**Testo della pagina:**

◇ ◇ ◇ ◇

Caccia ai cinghiali, scontro sulle aree tra Provincia e Ispra
Piazza Dante: estendere a Valsugana e Baldo
Non solo orsi e lupi. Anche i cinghiali chiedono il loro spazio nella polemica politica e l’occasione è arrivata con la richiesta della Provincia di in- cludere la Valsugana orientale e il monte Baldo tra le aree do- ve procedere con l’abbattimento, ricevendo il parere negativo, ma non vincolante, dell’Ispra.
TRENTO Non solo orsi e lupi. Anche i cinghiali chiedono il loro spazio nella polemica politica e l’occasione è arrivata con la richiesta della Provincia autonoma di Trento di includere la Valsugana orientale e il monte Baldo (nel versante trentino) tra le aree di controllo, cioè i luoghi dove si può procedere all’abbattimento degli esemplari. L’Istituto superiore per la protezione e la ricerca ambientale (Ispra) ha espresso parere negativo con una serie di considerazioni che valutano la specificità delle aree, il pregio agricolo, gli impatti dei prelievi. Il suo parere è obbligatorio ma non vincolante. La Provincia dovrà decidere ora se procedere ugualmente all’ampliamento delle aree di abbattimento che attualmente sono la valle dell’Adige-Trento, la valle del Chiese-Ledro e una parte della Valsugana. Dopo i contrasti sui lupi — il ministro Costa ha improntato il Piano sulla loro salvaguardia, rimandando alla direttiva europea Habitat l’applicazione di soluzioni estreme a differenza di quanto richiesto dalla Provincia — e sugli orsi (acuiti dalla fuga di M49 o Papillon, come ribattezzato dal ministro) ora si accende un nuovo possibile focolaio di tensione.
L’Ispra, braccio tecnico del ministero dell’ambiente, osserva che «il tema dell’allargamento delle zone di controllo dei cinghiali sarà discusso anche in ambito Osservatorio faunistico agli inizi di agosto» e che «la procedura non si è chiusa», lasciando spazio ad eventuali cambi di rotta. Ma il parere, già recapitato in Piazza Dante, per ora è negativo.

◇ ◇ ◇ ◇

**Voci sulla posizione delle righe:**
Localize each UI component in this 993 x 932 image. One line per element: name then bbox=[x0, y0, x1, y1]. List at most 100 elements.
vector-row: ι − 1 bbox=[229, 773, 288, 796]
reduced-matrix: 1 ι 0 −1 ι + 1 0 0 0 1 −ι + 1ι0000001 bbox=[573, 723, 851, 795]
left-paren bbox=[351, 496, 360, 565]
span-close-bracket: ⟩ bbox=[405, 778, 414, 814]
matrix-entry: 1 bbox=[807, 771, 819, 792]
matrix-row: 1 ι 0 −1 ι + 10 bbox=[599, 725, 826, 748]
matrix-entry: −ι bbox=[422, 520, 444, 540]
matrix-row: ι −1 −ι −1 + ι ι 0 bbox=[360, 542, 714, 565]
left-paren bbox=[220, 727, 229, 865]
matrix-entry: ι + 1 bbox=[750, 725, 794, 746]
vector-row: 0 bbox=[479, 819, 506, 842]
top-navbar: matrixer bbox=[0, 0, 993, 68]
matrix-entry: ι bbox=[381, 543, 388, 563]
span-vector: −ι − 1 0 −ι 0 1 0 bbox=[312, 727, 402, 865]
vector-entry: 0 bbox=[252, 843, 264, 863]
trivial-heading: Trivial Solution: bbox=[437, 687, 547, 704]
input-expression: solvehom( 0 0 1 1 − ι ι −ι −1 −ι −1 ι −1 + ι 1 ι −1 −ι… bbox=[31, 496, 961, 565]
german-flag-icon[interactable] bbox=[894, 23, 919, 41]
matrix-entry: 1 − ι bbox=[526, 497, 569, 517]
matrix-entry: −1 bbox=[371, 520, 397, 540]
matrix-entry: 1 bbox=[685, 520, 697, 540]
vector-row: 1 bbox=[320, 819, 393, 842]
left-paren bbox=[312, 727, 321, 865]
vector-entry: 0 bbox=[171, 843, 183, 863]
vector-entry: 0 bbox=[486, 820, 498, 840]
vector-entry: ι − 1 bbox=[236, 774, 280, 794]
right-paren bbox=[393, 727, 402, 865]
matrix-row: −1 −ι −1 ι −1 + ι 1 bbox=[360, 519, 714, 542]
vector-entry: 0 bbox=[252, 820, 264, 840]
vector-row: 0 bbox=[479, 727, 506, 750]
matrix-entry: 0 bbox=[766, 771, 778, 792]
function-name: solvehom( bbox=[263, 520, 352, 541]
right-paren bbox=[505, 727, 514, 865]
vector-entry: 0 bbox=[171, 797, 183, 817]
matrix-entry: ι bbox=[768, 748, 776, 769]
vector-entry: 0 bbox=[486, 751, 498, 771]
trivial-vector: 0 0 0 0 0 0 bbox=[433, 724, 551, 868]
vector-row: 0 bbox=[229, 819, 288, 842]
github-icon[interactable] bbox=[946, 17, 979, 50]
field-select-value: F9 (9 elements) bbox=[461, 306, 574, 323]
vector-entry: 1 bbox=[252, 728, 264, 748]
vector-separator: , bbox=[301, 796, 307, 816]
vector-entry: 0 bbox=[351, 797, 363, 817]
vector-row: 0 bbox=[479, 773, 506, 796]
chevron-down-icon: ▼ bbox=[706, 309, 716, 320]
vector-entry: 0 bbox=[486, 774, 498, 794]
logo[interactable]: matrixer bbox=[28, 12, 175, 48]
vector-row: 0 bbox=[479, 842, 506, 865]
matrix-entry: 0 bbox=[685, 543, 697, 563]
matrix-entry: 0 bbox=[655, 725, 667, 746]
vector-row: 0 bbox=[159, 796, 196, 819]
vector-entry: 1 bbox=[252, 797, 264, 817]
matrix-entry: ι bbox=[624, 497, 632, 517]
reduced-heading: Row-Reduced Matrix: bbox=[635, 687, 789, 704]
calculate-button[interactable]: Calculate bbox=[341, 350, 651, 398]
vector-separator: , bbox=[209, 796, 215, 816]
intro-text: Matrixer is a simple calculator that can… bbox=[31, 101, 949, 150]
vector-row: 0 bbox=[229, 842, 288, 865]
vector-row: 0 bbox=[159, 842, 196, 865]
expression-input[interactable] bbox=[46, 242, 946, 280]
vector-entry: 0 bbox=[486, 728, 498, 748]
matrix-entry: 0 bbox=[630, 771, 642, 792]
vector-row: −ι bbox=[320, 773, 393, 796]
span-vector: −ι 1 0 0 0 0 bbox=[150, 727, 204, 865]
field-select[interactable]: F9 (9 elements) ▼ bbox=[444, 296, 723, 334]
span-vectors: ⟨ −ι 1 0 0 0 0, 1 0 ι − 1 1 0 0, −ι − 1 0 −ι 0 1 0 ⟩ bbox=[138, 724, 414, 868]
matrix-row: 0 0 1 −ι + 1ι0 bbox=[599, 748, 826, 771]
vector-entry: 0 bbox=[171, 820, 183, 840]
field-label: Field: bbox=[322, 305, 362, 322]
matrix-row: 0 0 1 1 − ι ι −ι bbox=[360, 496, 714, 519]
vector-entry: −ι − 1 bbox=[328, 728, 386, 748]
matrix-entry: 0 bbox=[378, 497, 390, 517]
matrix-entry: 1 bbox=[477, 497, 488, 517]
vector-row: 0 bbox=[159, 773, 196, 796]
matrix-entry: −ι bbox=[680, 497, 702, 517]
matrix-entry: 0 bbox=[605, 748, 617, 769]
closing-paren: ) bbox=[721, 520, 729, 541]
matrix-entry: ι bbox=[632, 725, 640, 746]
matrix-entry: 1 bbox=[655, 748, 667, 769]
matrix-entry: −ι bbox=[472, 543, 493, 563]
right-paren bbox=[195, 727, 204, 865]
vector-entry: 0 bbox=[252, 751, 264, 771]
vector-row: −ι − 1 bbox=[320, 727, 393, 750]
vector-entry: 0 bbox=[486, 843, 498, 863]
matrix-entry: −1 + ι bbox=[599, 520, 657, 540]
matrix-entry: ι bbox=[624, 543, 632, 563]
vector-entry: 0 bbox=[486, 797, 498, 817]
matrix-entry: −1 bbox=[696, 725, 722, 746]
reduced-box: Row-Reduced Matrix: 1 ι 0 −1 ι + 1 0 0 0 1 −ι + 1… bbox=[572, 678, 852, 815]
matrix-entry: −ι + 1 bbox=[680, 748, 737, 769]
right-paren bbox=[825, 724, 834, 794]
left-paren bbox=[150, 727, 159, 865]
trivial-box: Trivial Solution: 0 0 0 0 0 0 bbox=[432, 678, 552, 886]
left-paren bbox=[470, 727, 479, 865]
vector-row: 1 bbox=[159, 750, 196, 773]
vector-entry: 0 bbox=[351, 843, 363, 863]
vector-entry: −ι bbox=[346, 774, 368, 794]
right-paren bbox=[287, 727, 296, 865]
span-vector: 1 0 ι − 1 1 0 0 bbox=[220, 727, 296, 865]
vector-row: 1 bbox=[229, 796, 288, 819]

◇ ◇ ◇ ◇

**Il compito:** Ricopia senza modifiche il passo dell'articolo sui cinghiali che inizia con le parole "L’Ispra, braccio tecnico" e termina dopo le parole "ora è negativo.".

**La risposta:**
L’Ispra, braccio tecnico del ministero dell’ambiente, osserva che «il tema dell’allargamento delle zone di controllo dei cinghiali sarà discusso anche in ambito Osservatorio faunistico agli inizi di agosto» e che «la procedura non si è chiusa», lasciando spazio ad eventuali cambi di rotta. Ma il parere, già recapitato in Piazza Dante, per ora è negativo.